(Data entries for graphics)
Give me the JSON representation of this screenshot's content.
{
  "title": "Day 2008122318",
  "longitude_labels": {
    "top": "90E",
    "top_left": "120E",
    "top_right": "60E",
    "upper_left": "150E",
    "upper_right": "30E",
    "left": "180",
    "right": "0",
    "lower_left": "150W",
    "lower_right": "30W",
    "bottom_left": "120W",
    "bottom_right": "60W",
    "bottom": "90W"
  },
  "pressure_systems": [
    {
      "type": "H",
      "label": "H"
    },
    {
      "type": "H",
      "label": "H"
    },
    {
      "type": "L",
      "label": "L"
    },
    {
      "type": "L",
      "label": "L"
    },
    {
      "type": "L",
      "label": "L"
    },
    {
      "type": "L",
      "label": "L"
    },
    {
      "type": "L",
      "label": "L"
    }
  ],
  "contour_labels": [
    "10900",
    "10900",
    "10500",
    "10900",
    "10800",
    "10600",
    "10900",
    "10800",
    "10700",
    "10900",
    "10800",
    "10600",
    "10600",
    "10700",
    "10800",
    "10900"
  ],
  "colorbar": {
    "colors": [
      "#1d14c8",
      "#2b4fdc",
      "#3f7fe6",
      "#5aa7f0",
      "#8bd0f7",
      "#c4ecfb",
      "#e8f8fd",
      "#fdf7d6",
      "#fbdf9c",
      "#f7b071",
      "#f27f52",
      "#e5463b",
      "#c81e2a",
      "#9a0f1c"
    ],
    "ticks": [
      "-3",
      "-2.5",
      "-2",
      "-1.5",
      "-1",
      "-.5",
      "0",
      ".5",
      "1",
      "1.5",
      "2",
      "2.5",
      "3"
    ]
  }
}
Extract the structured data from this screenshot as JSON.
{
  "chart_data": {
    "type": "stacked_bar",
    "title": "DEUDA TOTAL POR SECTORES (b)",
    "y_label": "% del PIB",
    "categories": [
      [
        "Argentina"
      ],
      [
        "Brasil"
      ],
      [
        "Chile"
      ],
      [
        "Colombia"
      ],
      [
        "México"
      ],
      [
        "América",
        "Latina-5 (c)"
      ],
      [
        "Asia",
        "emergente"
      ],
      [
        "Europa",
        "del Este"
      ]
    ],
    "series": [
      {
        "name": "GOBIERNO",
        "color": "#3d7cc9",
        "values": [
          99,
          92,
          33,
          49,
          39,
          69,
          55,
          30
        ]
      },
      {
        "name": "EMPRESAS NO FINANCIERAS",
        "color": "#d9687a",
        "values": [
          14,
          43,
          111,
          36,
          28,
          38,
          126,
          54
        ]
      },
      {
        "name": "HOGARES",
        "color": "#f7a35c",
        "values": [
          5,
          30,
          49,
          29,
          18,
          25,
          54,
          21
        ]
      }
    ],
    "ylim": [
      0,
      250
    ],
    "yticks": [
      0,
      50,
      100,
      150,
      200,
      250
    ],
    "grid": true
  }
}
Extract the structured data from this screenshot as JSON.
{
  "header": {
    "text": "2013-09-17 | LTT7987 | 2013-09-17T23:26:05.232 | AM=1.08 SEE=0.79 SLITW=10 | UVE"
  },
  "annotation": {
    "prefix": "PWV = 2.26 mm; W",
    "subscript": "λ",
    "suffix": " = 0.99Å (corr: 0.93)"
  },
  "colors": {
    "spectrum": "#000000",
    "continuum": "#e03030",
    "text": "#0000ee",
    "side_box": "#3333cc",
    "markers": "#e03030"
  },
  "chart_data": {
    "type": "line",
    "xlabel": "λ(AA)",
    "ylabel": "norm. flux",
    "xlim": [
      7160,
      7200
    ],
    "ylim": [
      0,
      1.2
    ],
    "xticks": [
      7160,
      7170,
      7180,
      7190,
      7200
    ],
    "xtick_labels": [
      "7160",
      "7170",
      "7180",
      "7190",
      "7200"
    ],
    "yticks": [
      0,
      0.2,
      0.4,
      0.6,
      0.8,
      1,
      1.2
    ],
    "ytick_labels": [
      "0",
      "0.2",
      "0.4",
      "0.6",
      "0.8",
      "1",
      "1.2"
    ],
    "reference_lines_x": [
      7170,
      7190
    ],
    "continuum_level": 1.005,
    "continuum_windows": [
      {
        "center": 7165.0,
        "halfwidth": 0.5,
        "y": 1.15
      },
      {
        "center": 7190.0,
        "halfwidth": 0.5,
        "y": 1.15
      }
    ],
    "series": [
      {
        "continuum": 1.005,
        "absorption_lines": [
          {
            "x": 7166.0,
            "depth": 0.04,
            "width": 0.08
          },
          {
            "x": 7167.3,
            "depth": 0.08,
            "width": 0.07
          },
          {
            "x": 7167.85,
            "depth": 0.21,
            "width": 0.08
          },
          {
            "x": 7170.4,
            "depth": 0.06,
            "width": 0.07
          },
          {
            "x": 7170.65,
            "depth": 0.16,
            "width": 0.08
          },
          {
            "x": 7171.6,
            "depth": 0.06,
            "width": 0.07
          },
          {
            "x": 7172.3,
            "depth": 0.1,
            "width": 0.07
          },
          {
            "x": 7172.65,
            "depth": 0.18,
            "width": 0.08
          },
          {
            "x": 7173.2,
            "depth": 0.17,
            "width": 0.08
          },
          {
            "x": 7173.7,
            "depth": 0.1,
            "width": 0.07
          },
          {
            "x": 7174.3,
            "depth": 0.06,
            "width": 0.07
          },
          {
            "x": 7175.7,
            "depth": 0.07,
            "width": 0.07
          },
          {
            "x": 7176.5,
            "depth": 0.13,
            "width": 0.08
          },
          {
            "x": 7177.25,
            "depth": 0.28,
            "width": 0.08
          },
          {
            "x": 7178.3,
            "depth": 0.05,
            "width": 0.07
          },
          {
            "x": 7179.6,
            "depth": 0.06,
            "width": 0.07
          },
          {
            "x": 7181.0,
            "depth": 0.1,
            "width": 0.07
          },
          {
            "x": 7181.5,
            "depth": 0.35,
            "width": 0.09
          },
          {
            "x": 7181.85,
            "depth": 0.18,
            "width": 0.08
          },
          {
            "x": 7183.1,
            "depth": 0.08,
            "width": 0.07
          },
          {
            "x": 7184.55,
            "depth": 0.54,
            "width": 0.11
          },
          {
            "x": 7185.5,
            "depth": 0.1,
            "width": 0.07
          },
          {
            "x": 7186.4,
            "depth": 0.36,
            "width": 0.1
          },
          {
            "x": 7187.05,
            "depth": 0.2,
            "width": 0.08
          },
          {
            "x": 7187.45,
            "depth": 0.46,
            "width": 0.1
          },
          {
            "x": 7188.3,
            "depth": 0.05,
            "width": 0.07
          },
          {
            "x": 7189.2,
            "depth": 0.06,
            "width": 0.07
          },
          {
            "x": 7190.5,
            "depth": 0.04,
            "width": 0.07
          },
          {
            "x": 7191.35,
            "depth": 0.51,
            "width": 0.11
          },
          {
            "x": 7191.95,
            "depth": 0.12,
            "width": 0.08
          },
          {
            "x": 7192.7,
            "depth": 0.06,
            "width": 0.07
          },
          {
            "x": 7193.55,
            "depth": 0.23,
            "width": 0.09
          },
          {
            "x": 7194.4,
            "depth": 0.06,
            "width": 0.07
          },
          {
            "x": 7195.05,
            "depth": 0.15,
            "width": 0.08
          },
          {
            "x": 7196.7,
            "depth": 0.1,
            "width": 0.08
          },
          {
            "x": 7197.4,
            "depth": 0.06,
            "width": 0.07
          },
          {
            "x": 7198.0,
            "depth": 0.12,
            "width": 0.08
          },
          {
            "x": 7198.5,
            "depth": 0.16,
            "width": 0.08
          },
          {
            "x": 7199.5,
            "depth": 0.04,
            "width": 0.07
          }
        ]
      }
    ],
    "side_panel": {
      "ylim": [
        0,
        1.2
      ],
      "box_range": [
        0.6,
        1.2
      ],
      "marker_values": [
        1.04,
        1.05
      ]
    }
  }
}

### OBJECTIVE:
What do the records say? Quote them all exactly.

### TASK ANSWER:
Give me the JSON representation of this screenshot's content.
{
  "title": "Day 2008122318",
  "longitude_labels": {
    "top": "90E",
    "top_left": "120E",
    "top_right": "60E",
    "upper_left": "150E",
    "upper_right": "30E",
    "left": "180",
    "right": "0",
    "lower_left": "150W",
    "lower_right": "30W",
    "bottom_left": "120W",
    "bottom_right": "60W",
    "bottom": "90W"
  },
  "pressure_systems": [
    {
      "type": "H",
      "label": "H"
    },
    {
      "type": "H",
      "label": "H"
    },
    {
      "type": "L",
      "label": "L"
    },
    {
      "type": "L",
      "label": "L"
    },
    {
      "type": "L",
      "label": "L"
    },
    {
      "type": "L",
      "label": "L"
    },
    {
      "type": "L",
      "label": "L"
    }
  ],
  "contour_labels": [
    "10900",
    "10900",
    "10500",
    "10900",
    "10800",
    "10600",
    "10900",
    "10800",
    "10700",
    "10900",
    "10800",
    "10600",
    "10600",
    "10700",
    "10800",
    "10900"
  ],
  "colorbar": {
    "colors": [
      "#1d14c8",
      "#2b4fdc",
      "#3f7fe6",
      "#5aa7f0",
      "#8bd0f7",
      "#c4ecfb",
      "#e8f8fd",
      "#fdf7d6",
      "#fbdf9c",
      "#f7b071",
      "#f27f52",
      "#e5463b",
      "#c81e2a",
      "#9a0f1c"
    ],
    "ticks": [
      "-3",
      "-2.5",
      "-2",
      "-1.5",
      "-1",
      "-.5",
      "0",
      ".5",
      "1",
      "1.5",
      "2",
      "2.5",
      "3"
    ]
  }
}
Extract the structured data from this screenshot as JSON.
{
  "chart_data": {
    "type": "stacked_bar",
    "title": "DEUDA TOTAL POR SECTORES (b)",
    "y_label": "% del PIB",
    "categories": [
      [
        "Argentina"
      ],
      [
        "Brasil"
      ],
      [
        "Chile"
      ],
      [
        "Colombia"
      ],
      [
        "México"
      ],
      [
        "América",
        "Latina-5 (c)"
      ],
      [
        "Asia",
        "emergente"
      ],
      [
        "Europa",
        "del Este"
      ]
    ],
    "series": [
      {
        "name": "GOBIERNO",
        "color": "#3d7cc9",
        "values": [
          99,
          92,
          33,
          49,
          39,
          69,
          55,
          30
        ]
      },
      {
        "name": "EMPRESAS NO FINANCIERAS",
        "color": "#d9687a",
        "values": [
          14,
          43,
          111,
          36,
          28,
          38,
          126,
          54
        ]
      },
      {
        "name": "HOGARES",
        "color": "#f7a35c",
        "values": [
          5,
          30,
          49,
          29,
          18,
          25,
          54,
          21
        ]
      }
    ],
    "ylim": [
      0,
      250
    ],
    "yticks": [
      0,
      50,
      100,
      150,
      200,
      250
    ],
    "grid": true
  }
}
Extract the structured data from this screenshot as JSON.
{
  "header": {
    "text": "2013-09-17 | LTT7987 | 2013-09-17T23:26:05.232 | AM=1.08 SEE=0.79 SLITW=10 | UVE"
  },
  "annotation": {
    "prefix": "PWV = 2.26 mm; W",
    "subscript": "λ",
    "suffix": " = 0.99Å (corr: 0.93)"
  },
  "colors": {
    "spectrum": "#000000",
    "continuum": "#e03030",
    "text": "#0000ee",
    "side_box": "#3333cc",
    "markers": "#e03030"
  },
  "chart_data": {
    "type": "line",
    "xlabel": "λ(AA)",
    "ylabel": "norm. flux",
    "xlim": [
      7160,
      7200
    ],
    "ylim": [
      0,
      1.2
    ],
    "xticks": [
      7160,
      7170,
      7180,
      7190,
      7200
    ],
    "xtick_labels": [
      "7160",
      "7170",
      "7180",
      "7190",
      "7200"
    ],
    "yticks": [
      0,
      0.2,
      0.4,
      0.6,
      0.8,
      1,
      1.2
    ],
    "ytick_labels": [
      "0",
      "0.2",
      "0.4",
      "0.6",
      "0.8",
      "1",
      "1.2"
    ],
    "reference_lines_x": [
      7170,
      7190
    ],
    "continuum_level": 1.005,
    "continuum_windows": [
      {
        "center": 7165.0,
        "halfwidth": 0.5,
        "y": 1.15
      },
      {
        "center": 7190.0,
        "halfwidth": 0.5,
        "y": 1.15
      }
    ],
    "series": [
      {
        "continuum": 1.005,
        "absorption_lines": [
          {
            "x": 7166.0,
            "depth": 0.04,
            "width": 0.08
          },
          {
            "x": 7167.3,
            "depth": 0.08,
            "width": 0.07
          },
          {
            "x": 7167.85,
            "depth": 0.21,
            "width": 0.08
          },
          {
            "x": 7170.4,
            "depth": 0.06,
            "width": 0.07
          },
          {
            "x": 7170.65,
            "depth": 0.16,
            "width": 0.08
          },
          {
            "x": 7171.6,
            "depth": 0.06,
            "width": 0.07
          },
          {
            "x": 7172.3,
            "depth": 0.1,
            "width": 0.07
          },
          {
            "x": 7172.65,
            "depth": 0.18,
            "width": 0.08
          },
          {
            "x": 7173.2,
            "depth": 0.17,
            "width": 0.08
          },
          {
            "x": 7173.7,
            "depth": 0.1,
            "width": 0.07
          },
          {
            "x": 7174.3,
            "depth": 0.06,
            "width": 0.07
          },
          {
            "x": 7175.7,
            "depth": 0.07,
            "width": 0.07
          },
          {
            "x": 7176.5,
            "depth": 0.13,
            "width": 0.08
          },
          {
            "x": 7177.25,
            "depth": 0.28,
            "width": 0.08
          },
          {
            "x": 7178.3,
            "depth": 0.05,
            "width": 0.07
          },
          {
            "x": 7179.6,
            "depth": 0.06,
            "width": 0.07
          },
          {
            "x": 7181.0,
            "depth": 0.1,
            "width": 0.07
          },
          {
            "x": 7181.5,
            "depth": 0.35,
            "width": 0.09
          },
          {
            "x": 7181.85,
            "depth": 0.18,
            "width": 0.08
          },
          {
            "x": 7183.1,
            "depth": 0.08,
            "width": 0.07
          },
          {
            "x": 7184.55,
            "depth": 0.54,
            "width": 0.11
          },
          {
            "x": 7185.5,
            "depth": 0.1,
            "width": 0.07
          },
          {
            "x": 7186.4,
            "depth": 0.36,
            "width": 0.1
          },
          {
            "x": 7187.05,
            "depth": 0.2,
            "width": 0.08
          },
          {
            "x": 7187.45,
            "depth": 0.46,
            "width": 0.1
          },
          {
            "x": 7188.3,
            "depth": 0.05,
            "width": 0.07
          },
          {
            "x": 7189.2,
            "depth": 0.06,
            "width": 0.07
          },
          {
            "x": 7190.5,
            "depth": 0.04,
            "width": 0.07
          },
          {
            "x": 7191.35,
            "depth": 0.51,
            "width": 0.11
          },
          {
            "x": 7191.95,
            "depth": 0.12,
            "width": 0.08
          },
          {
            "x": 7192.7,
            "depth": 0.06,
            "width": 0.07
          },
          {
            "x": 7193.55,
            "depth": 0.23,
            "width": 0.09
          },
          {
            "x": 7194.4,
            "depth": 0.06,
            "width": 0.07
          },
          {
            "x": 7195.05,
            "depth": 0.15,
            "width": 0.08
          },
          {
            "x": 7196.7,
            "depth": 0.1,
            "width": 0.08
          },
          {
            "x": 7197.4,
            "depth": 0.06,
            "width": 0.07
          },
          {
            "x": 7198.0,
            "depth": 0.12,
            "width": 0.08
          },
          {
            "x": 7198.5,
            "depth": 0.16,
            "width": 0.08
          },
          {
            "x": 7199.5,
            "depth": 0.04,
            "width": 0.07
          }
        ]
      }
    ],
    "side_panel": {
      "ylim": [
        0,
        1.2
      ],
      "box_range": [
        0.6,
        1.2
      ],
      "marker_values": [
        1.04,
        1.05
      ]
    }
  }
}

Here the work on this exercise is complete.